+++ EXCERPTED RECORDS

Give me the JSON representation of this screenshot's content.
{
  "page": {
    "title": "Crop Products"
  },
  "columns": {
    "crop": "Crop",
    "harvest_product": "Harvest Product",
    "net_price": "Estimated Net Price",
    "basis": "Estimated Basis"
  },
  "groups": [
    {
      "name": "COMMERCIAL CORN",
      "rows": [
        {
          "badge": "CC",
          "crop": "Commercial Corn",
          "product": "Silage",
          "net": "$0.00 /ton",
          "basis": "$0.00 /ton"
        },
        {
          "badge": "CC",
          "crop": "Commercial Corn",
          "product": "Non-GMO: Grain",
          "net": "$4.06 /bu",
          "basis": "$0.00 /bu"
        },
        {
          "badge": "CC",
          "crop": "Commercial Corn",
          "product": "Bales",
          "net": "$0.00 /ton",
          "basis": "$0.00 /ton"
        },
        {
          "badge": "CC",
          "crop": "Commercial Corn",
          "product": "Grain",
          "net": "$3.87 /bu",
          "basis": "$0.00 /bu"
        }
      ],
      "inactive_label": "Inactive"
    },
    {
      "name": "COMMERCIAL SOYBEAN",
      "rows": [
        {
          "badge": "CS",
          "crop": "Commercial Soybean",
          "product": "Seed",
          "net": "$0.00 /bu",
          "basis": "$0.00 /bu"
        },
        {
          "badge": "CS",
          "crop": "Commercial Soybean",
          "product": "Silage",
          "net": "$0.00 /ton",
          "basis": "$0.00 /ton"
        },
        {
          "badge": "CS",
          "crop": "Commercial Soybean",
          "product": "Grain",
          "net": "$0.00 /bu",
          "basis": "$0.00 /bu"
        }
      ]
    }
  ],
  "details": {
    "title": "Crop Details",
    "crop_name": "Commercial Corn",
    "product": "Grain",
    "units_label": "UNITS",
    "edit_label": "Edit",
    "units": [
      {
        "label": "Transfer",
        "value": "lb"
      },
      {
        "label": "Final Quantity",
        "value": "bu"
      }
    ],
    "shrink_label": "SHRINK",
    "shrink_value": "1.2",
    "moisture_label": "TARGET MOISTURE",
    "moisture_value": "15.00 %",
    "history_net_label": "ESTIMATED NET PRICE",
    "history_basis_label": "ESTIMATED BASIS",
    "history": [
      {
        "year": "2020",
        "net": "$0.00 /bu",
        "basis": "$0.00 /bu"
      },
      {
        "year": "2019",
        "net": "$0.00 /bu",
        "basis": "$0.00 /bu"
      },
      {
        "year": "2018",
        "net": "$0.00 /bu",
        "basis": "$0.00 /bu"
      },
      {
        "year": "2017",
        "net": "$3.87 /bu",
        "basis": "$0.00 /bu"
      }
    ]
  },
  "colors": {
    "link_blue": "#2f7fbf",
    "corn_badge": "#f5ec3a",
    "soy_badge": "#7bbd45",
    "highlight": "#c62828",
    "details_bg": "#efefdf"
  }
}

++++++

» YOUR OBJECTIVE:
Return each line of the records above exactly as it reads.

» OUTPUT OF THE EXERCISE:
Give me the JSON representation of this screenshot's content.
{
  "page": {
    "title": "Crop Products"
  },
  "columns": {
    "crop": "Crop",
    "harvest_product": "Harvest Product",
    "net_price": "Estimated Net Price",
    "basis": "Estimated Basis"
  },
  "groups": [
    {
      "name": "COMMERCIAL CORN",
      "rows": [
        {
          "badge": "CC",
          "crop": "Commercial Corn",
          "product": "Silage",
          "net": "$0.00 /ton",
          "basis": "$0.00 /ton"
        },
        {
          "badge": "CC",
          "crop": "Commercial Corn",
          "product": "Non-GMO: Grain",
          "net": "$4.06 /bu",
          "basis": "$0.00 /bu"
        },
        {
          "badge": "CC",
          "crop": "Commercial Corn",
          "product": "Bales",
          "net": "$0.00 /ton",
          "basis": "$0.00 /ton"
        },
        {
          "badge": "CC",
          "crop": "Commercial Corn",
          "product": "Grain",
          "net": "$3.87 /bu",
          "basis": "$0.00 /bu"
        }
      ],
      "inactive_label": "Inactive"
    },
    {
      "name": "COMMERCIAL SOYBEAN",
      "rows": [
        {
          "badge": "CS",
          "crop": "Commercial Soybean",
          "product": "Seed",
          "net": "$0.00 /bu",
          "basis": "$0.00 /bu"
        },
        {
          "badge": "CS",
          "crop": "Commercial Soybean",
          "product": "Silage",
          "net": "$0.00 /ton",
          "basis": "$0.00 /ton"
        },
        {
          "badge": "CS",
          "crop": "Commercial Soybean",
          "product": "Grain",
          "net": "$0.00 /bu",
          "basis": "$0.00 /bu"
        }
      ]
    }
  ],
  "details": {
    "title": "Crop Details",
    "crop_name": "Commercial Corn",
    "product": "Grain",
    "units_label": "UNITS",
    "edit_label": "Edit",
    "units": [
      {
        "label": "Transfer",
        "value": "lb"
      },
      {
        "label": "Final Quantity",
        "value": "bu"
      }
    ],
    "shrink_label": "SHRINK",
    "shrink_value": "1.2",
    "moisture_label": "TARGET MOISTURE",
    "moisture_value": "15.00 %",
    "history_net_label": "ESTIMATED NET PRICE",
    "history_basis_label": "ESTIMATED BASIS",
    "history": [
      {
        "year": "2020",
        "net": "$0.00 /bu",
        "basis": "$0.00 /bu"
      },
      {
        "year": "2019",
        "net": "$0.00 /bu",
        "basis": "$0.00 /bu"
      },
      {
        "year": "2018",
        "net": "$0.00 /bu",
        "basis": "$0.00 /bu"
      },
      {
        "year": "2017",
        "net": "$3.87 /bu",
        "basis": "$0.00 /bu"
      }
    ]
  },
  "colors": {
    "link_blue": "#2f7fbf",
    "corn_badge": "#f5ec3a",
    "soy_badge": "#7bbd45",
    "highlight": "#c62828",
    "details_bg": "#efefdf"
  }
}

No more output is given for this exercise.